(Dataset items)
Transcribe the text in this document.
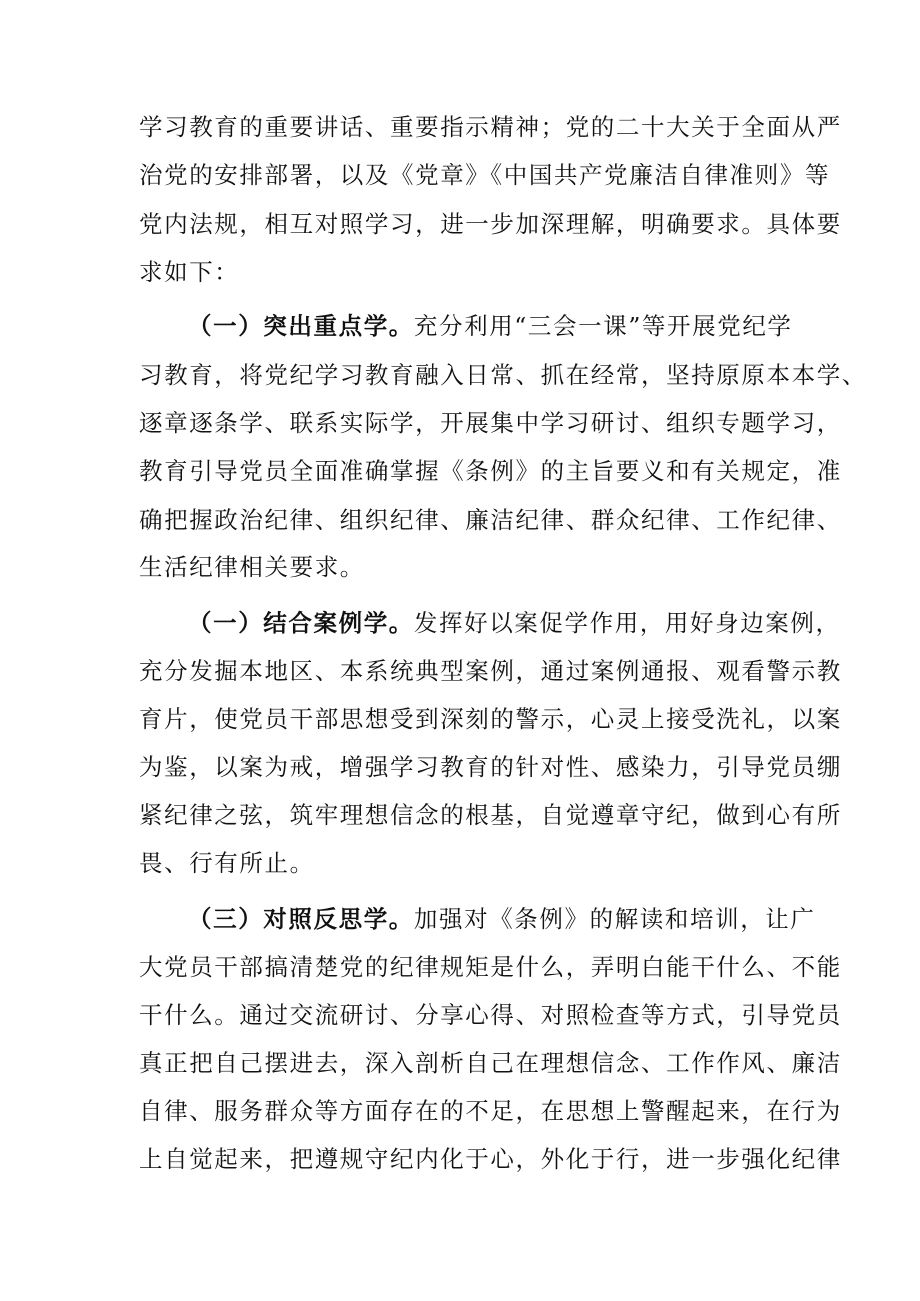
学习教育的重要讲话、重要指示精神；党的二十大关于全面从严
治党的安排部署，以及《党章》《中国共产党廉洁自律准则》等
党内法规，相互对照学习，进一步加深理解，明确要求。具体要
求如下：
（一）突出重点学。充分利用“三会一课”等开展党纪学
习教育，将党纪学习教育融入日常、抓在经常，坚持原原本本学、
逐章逐条学、联系实际学，开展集中学习研讨、组织专题学习，
教育引导党员全面准确掌握《条例》的主旨要义和有关规定，准
确把握政治纪律、组织纪律、廉洁纪律、群众纪律、工作纪律、
生活纪律相关要求。
（一）结合案例学。发挥好以案促学作用，用好身边案例，
充分发掘本地区、本系统典型案例，通过案例通报、观看警示教
育片，使党员干部思想受到深刻的警示，心灵上接受洗礼，以案
为鉴，以案为戒，增强学习教育的针对性、感染力，引导党员绷
紧纪律之弦，筑牢理想信念的根基，自觉遵章守纪，做到心有所
畏、行有所止。
（三）对照反思学。加强对《条例》的解读和培训，让广
大党员干部搞清楚党的纪律规矩是什么，弄明白能干什么、不能
干什么。通过交流研讨、分享心得、对照检查等方式，引导党员
真正把自己摆进去，深入剖析自己在理想信念、工作作风、廉洁
自律、服务群众等方面存在的不足，在思想上警醒起来，在行为
上自觉起来，把遵规守纪内化于心，外化于行，进一步强化纪律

◆ PROBLEM STATEMENT:
Retype all of the entries exactly as written, leaving out any images.

◆ TASK OUTPUT:
Transcribe the text in this document.
学习教育的重要讲话、重要指示精神；党的二十大关于全面从严
治党的安排部署，以及《党章》《中国共产党廉洁自律准则》等
党内法规，相互对照学习，进一步加深理解，明确要求。具体要
求如下：
（一）突出重点学。充分利用“三会一课”等开展党纪学
习教育，将党纪学习教育融入日常、抓在经常，坚持原原本本学、
逐章逐条学、联系实际学，开展集中学习研讨、组织专题学习，
教育引导党员全面准确掌握《条例》的主旨要义和有关规定，准
确把握政治纪律、组织纪律、廉洁纪律、群众纪律、工作纪律、
生活纪律相关要求。
（一）结合案例学。发挥好以案促学作用，用好身边案例，
充分发掘本地区、本系统典型案例，通过案例通报、观看警示教
育片，使党员干部思想受到深刻的警示，心灵上接受洗礼，以案
为鉴，以案为戒，增强学习教育的针对性、感染力，引导党员绷
紧纪律之弦，筑牢理想信念的根基，自觉遵章守纪，做到心有所
畏、行有所止。
（三）对照反思学。加强对《条例》的解读和培训，让广
大党员干部搞清楚党的纪律规矩是什么，弄明白能干什么、不能
干什么。通过交流研讨、分享心得、对照检查等方式，引导党员
真正把自己摆进去，深入剖析自己在理想信念、工作作风、廉洁
自律、服务群众等方面存在的不足，在思想上警醒起来，在行为
上自觉起来，把遵规守纪内化于心，外化于行，进一步强化纪律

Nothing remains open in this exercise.